__THE TASK__
Restate the complete material exactly.

__RAW DATA__
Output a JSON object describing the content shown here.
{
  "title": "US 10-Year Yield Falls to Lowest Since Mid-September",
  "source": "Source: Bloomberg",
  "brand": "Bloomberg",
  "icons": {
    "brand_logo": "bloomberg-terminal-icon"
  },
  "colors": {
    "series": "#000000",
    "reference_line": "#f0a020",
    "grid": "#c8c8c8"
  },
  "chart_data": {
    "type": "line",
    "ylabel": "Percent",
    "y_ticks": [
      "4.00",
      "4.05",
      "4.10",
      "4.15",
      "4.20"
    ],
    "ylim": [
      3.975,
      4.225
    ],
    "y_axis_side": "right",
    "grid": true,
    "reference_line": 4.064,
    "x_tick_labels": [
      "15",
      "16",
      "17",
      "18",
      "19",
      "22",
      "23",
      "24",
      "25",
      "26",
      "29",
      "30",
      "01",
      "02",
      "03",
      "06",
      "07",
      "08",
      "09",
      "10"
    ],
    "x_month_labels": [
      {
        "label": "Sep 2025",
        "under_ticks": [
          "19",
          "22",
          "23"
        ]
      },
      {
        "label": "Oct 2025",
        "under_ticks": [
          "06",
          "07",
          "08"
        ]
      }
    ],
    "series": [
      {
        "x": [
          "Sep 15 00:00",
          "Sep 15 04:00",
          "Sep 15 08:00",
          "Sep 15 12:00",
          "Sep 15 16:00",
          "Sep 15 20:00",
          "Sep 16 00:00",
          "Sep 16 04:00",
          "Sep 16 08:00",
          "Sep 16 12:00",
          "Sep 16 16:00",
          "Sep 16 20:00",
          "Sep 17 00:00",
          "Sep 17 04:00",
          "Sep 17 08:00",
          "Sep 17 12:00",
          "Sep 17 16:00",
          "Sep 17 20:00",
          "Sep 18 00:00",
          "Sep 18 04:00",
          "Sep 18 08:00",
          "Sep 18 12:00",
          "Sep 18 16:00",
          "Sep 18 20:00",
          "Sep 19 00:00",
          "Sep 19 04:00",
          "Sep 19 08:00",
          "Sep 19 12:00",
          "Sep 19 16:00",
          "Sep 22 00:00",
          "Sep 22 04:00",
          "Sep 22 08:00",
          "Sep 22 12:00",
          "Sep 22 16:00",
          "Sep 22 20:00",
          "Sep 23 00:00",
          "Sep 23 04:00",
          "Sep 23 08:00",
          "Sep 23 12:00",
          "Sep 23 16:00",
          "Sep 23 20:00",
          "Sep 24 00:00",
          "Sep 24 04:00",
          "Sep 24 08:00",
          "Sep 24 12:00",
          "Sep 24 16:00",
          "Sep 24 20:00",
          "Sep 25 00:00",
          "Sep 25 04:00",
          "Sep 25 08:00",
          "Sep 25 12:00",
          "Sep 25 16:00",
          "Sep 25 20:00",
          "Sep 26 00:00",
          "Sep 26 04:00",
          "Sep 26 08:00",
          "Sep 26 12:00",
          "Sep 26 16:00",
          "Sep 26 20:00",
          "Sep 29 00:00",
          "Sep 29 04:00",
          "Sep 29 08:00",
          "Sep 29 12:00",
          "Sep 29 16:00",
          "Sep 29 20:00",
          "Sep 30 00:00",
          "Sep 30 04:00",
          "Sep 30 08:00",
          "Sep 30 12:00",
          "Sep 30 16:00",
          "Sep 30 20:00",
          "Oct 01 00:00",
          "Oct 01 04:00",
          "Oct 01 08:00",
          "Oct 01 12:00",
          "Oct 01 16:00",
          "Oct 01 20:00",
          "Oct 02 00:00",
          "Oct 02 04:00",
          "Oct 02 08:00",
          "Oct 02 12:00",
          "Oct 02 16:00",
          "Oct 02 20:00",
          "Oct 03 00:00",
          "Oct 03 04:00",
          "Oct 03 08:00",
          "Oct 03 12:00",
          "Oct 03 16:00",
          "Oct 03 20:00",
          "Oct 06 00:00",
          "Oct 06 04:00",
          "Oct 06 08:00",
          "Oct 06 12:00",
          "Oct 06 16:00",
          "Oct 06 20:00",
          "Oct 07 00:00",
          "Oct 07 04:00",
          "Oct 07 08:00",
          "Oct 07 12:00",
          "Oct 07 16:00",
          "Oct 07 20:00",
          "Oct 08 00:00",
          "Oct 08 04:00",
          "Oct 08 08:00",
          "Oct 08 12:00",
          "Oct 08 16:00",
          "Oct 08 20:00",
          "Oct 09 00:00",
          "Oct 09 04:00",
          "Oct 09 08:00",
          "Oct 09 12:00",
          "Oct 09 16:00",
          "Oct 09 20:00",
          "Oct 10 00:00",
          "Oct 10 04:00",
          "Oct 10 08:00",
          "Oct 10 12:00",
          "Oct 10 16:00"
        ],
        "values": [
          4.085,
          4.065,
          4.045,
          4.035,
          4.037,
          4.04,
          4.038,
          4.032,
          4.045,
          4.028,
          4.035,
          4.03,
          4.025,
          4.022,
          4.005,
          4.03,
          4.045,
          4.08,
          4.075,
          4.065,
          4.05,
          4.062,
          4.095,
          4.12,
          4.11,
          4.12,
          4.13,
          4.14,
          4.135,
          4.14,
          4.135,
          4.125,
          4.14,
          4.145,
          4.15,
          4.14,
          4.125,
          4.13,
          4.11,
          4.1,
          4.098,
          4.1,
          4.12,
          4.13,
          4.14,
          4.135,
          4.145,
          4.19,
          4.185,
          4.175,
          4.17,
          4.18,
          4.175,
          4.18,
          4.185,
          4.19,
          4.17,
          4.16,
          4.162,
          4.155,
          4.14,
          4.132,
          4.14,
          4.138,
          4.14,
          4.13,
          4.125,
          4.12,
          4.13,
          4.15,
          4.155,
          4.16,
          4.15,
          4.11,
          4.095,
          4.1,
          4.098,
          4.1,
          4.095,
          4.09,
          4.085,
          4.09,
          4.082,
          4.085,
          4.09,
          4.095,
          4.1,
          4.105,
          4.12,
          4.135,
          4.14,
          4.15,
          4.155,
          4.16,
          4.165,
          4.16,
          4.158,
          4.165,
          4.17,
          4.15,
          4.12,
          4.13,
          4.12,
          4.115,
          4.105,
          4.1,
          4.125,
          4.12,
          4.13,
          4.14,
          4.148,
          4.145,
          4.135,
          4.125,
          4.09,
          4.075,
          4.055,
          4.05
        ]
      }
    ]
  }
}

__THE REPLY__
Output a JSON object describing the content shown here.
{
  "title": "US 10-Year Yield Falls to Lowest Since Mid-September",
  "source": "Source: Bloomberg",
  "brand": "Bloomberg",
  "icons": {
    "brand_logo": "bloomberg-terminal-icon"
  },
  "colors": {
    "series": "#000000",
    "reference_line": "#f0a020",
    "grid": "#c8c8c8"
  },
  "chart_data": {
    "type": "line",
    "ylabel": "Percent",
    "y_ticks": [
      "4.00",
      "4.05",
      "4.10",
      "4.15",
      "4.20"
    ],
    "ylim": [
      3.975,
      4.225
    ],
    "y_axis_side": "right",
    "grid": true,
    "reference_line": 4.064,
    "x_tick_labels": [
      "15",
      "16",
      "17",
      "18",
      "19",
      "22",
      "23",
      "24",
      "25",
      "26",
      "29",
      "30",
      "01",
      "02",
      "03",
      "06",
      "07",
      "08",
      "09",
      "10"
    ],
    "x_month_labels": [
      {
        "label": "Sep 2025",
        "under_ticks": [
          "19",
          "22",
          "23"
        ]
      },
      {
        "label": "Oct 2025",
        "under_ticks": [
          "06",
          "07",
          "08"
        ]
      }
    ],
    "series": [
      {
        "x": [
          "Sep 15 00:00",
          "Sep 15 04:00",
          "Sep 15 08:00",
          "Sep 15 12:00",
          "Sep 15 16:00",
          "Sep 15 20:00",
          "Sep 16 00:00",
          "Sep 16 04:00",
          "Sep 16 08:00",
          "Sep 16 12:00",
          "Sep 16 16:00",
          "Sep 16 20:00",
          "Sep 17 00:00",
          "Sep 17 04:00",
          "Sep 17 08:00",
          "Sep 17 12:00",
          "Sep 17 16:00",
          "Sep 17 20:00",
          "Sep 18 00:00",
          "Sep 18 04:00",
          "Sep 18 08:00",
          "Sep 18 12:00",
          "Sep 18 16:00",
          "Sep 18 20:00",
          "Sep 19 00:00",
          "Sep 19 04:00",
          "Sep 19 08:00",
          "Sep 19 12:00",
          "Sep 19 16:00",
          "Sep 22 00:00",
          "Sep 22 04:00",
          "Sep 22 08:00",
          "Sep 22 12:00",
          "Sep 22 16:00",
          "Sep 22 20:00",
          "Sep 23 00:00",
          "Sep 23 04:00",
          "Sep 23 08:00",
          "Sep 23 12:00",
          "Sep 23 16:00",
          "Sep 23 20:00",
          "Sep 24 00:00",
          "Sep 24 04:00",
          "Sep 24 08:00",
          "Sep 24 12:00",
          "Sep 24 16:00",
          "Sep 24 20:00",
          "Sep 25 00:00",
          "Sep 25 04:00",
          "Sep 25 08:00",
          "Sep 25 12:00",
          "Sep 25 16:00",
          "Sep 25 20:00",
          "Sep 26 00:00",
          "Sep 26 04:00",
          "Sep 26 08:00",
          "Sep 26 12:00",
          "Sep 26 16:00",
          "Sep 26 20:00",
          "Sep 29 00:00",
          "Sep 29 04:00",
          "Sep 29 08:00",
          "Sep 29 12:00",
          "Sep 29 16:00",
          "Sep 29 20:00",
          "Sep 30 00:00",
          "Sep 30 04:00",
          "Sep 30 08:00",
          "Sep 30 12:00",
          "Sep 30 16:00",
          "Sep 30 20:00",
          "Oct 01 00:00",
          "Oct 01 04:00",
          "Oct 01 08:00",
          "Oct 01 12:00",
          "Oct 01 16:00",
          "Oct 01 20:00",
          "Oct 02 00:00",
          "Oct 02 04:00",
          "Oct 02 08:00",
          "Oct 02 12:00",
          "Oct 02 16:00",
          "Oct 02 20:00",
          "Oct 03 00:00",
          "Oct 03 04:00",
          "Oct 03 08:00",
          "Oct 03 12:00",
          "Oct 03 16:00",
          "Oct 03 20:00",
          "Oct 06 00:00",
          "Oct 06 04:00",
          "Oct 06 08:00",
          "Oct 06 12:00",
          "Oct 06 16:00",
          "Oct 06 20:00",
          "Oct 07 00:00",
          "Oct 07 04:00",
          "Oct 07 08:00",
          "Oct 07 12:00",
          "Oct 07 16:00",
          "Oct 07 20:00",
          "Oct 08 00:00",
          "Oct 08 04:00",
          "Oct 08 08:00",
          "Oct 08 12:00",
          "Oct 08 16:00",
          "Oct 08 20:00",
          "Oct 09 00:00",
          "Oct 09 04:00",
          "Oct 09 08:00",
          "Oct 09 12:00",
          "Oct 09 16:00",
          "Oct 09 20:00",
          "Oct 10 00:00",
          "Oct 10 04:00",
          "Oct 10 08:00",
          "Oct 10 12:00",
          "Oct 10 16:00"
        ],
        "values": [
          4.085,
          4.065,
          4.045,
          4.035,
          4.037,
          4.04,
          4.038,
          4.032,
          4.045,
          4.028,
          4.035,
          4.03,
          4.025,
          4.022,
          4.005,
          4.03,
          4.045,
          4.08,
          4.075,
          4.065,
          4.05,
          4.062,
          4.095,
          4.12,
          4.11,
          4.12,
          4.13,
          4.14,
          4.135,
          4.14,
          4.135,
          4.125,
          4.14,
          4.145,
          4.15,
          4.14,
          4.125,
          4.13,
          4.11,
          4.1,
          4.098,
          4.1,
          4.12,
          4.13,
          4.14,
          4.135,
          4.145,
          4.19,
          4.185,
          4.175,
          4.17,
          4.18,
          4.175,
          4.18,
          4.185,
          4.19,
          4.17,
          4.16,
          4.162,
          4.155,
          4.14,
          4.132,
          4.14,
          4.138,
          4.14,
          4.13,
          4.125,
          4.12,
          4.13,
          4.15,
          4.155,
          4.16,
          4.15,
          4.11,
          4.095,
          4.1,
          4.098,
          4.1,
          4.095,
          4.09,
          4.085,
          4.09,
          4.082,
          4.085,
          4.09,
          4.095,
          4.1,
          4.105,
          4.12,
          4.135,
          4.14,
          4.15,
          4.155,
          4.16,
          4.165,
          4.16,
          4.158,
          4.165,
          4.17,
          4.15,
          4.12,
          4.13,
          4.12,
          4.115,
          4.105,
          4.1,
          4.125,
          4.12,
          4.13,
          4.14,
          4.148,
          4.145,
          4.135,
          4.125,
          4.09,
          4.075,
          4.055,
          4.05
        ]
      }
    ]
  }
}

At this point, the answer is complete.